* BEGIN Data provided *

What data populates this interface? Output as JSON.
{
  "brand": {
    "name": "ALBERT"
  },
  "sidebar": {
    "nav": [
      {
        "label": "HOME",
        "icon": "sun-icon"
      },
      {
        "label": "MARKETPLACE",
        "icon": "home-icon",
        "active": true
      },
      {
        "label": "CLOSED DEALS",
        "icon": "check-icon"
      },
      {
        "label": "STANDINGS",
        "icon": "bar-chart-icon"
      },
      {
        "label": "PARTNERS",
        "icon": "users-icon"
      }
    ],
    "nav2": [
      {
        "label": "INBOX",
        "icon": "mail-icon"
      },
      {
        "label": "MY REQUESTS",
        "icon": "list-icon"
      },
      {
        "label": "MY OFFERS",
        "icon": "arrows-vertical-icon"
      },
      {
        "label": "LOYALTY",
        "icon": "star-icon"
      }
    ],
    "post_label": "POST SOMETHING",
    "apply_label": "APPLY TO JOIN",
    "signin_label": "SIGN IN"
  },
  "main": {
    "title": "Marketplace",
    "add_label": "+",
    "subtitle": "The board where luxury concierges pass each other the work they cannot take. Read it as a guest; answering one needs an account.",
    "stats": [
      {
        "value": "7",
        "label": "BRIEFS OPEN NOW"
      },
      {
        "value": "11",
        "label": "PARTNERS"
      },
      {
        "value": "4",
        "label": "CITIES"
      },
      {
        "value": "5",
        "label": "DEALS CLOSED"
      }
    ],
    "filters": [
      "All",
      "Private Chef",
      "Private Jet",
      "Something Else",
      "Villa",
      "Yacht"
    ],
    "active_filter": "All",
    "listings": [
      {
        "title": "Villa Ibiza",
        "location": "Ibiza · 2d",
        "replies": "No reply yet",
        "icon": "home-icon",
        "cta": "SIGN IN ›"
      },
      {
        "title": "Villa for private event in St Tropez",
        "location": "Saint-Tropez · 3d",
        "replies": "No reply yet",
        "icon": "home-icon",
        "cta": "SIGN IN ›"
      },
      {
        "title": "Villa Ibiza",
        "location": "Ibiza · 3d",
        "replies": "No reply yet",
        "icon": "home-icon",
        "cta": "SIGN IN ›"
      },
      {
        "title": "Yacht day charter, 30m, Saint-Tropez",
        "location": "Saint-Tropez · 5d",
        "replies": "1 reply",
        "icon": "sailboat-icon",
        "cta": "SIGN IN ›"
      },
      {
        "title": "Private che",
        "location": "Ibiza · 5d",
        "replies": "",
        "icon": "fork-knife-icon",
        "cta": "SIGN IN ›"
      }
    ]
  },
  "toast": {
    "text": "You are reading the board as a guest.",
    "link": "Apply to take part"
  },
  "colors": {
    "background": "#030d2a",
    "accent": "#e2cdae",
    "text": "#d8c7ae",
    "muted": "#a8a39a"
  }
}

* END Data provided *

◆ Task directions:
Output the listing above word for word.

◆ Answer to this problem:
What data populates this interface? Output as JSON.
{
  "brand": {
    "name": "ALBERT"
  },
  "sidebar": {
    "nav": [
      {
        "label": "HOME",
        "icon": "sun-icon"
      },
      {
        "label": "MARKETPLACE",
        "icon": "home-icon",
        "active": true
      },
      {
        "label": "CLOSED DEALS",
        "icon": "check-icon"
      },
      {
        "label": "STANDINGS",
        "icon": "bar-chart-icon"
      },
      {
        "label": "PARTNERS",
        "icon": "users-icon"
      }
    ],
    "nav2": [
      {
        "label": "INBOX",
        "icon": "mail-icon"
      },
      {
        "label": "MY REQUESTS",
        "icon": "list-icon"
      },
      {
        "label": "MY OFFERS",
        "icon": "arrows-vertical-icon"
      },
      {
        "label": "LOYALTY",
        "icon": "star-icon"
      }
    ],
    "post_label": "POST SOMETHING",
    "apply_label": "APPLY TO JOIN",
    "signin_label": "SIGN IN"
  },
  "main": {
    "title": "Marketplace",
    "add_label": "+",
    "subtitle": "The board where luxury concierges pass each other the work they cannot take. Read it as a guest; answering one needs an account.",
    "stats": [
      {
        "value": "7",
        "label": "BRIEFS OPEN NOW"
      },
      {
        "value": "11",
        "label": "PARTNERS"
      },
      {
        "value": "4",
        "label": "CITIES"
      },
      {
        "value": "5",
        "label": "DEALS CLOSED"
      }
    ],
    "filters": [
      "All",
      "Private Chef",
      "Private Jet",
      "Something Else",
      "Villa",
      "Yacht"
    ],
    "active_filter": "All",
    "listings": [
      {
        "title": "Villa Ibiza",
        "location": "Ibiza · 2d",
        "replies": "No reply yet",
        "icon": "home-icon",
        "cta": "SIGN IN ›"
      },
      {
        "title": "Villa for private event in St Tropez",
        "location": "Saint-Tropez · 3d",
        "replies": "No reply yet",
        "icon": "home-icon",
        "cta": "SIGN IN ›"
      },
      {
        "title": "Villa Ibiza",
        "location": "Ibiza · 3d",
        "replies": "No reply yet",
        "icon": "home-icon",
        "cta": "SIGN IN ›"
      },
      {
        "title": "Yacht day charter, 30m, Saint-Tropez",
        "location": "Saint-Tropez · 5d",
        "replies": "1 reply",
        "icon": "sailboat-icon",
        "cta": "SIGN IN ›"
      },
      {
        "title": "Private che",
        "location": "Ibiza · 5d",
        "replies": "",
        "icon": "fork-knife-icon",
        "cta": "SIGN IN ›"
      }
    ]
  },
  "toast": {
    "text": "You are reading the board as a guest.",
    "link": "Apply to take part"
  },
  "colors": {
    "background": "#030d2a",
    "accent": "#e2cdae",
    "text": "#d8c7ae",
    "muted": "#a8a39a"
  }
}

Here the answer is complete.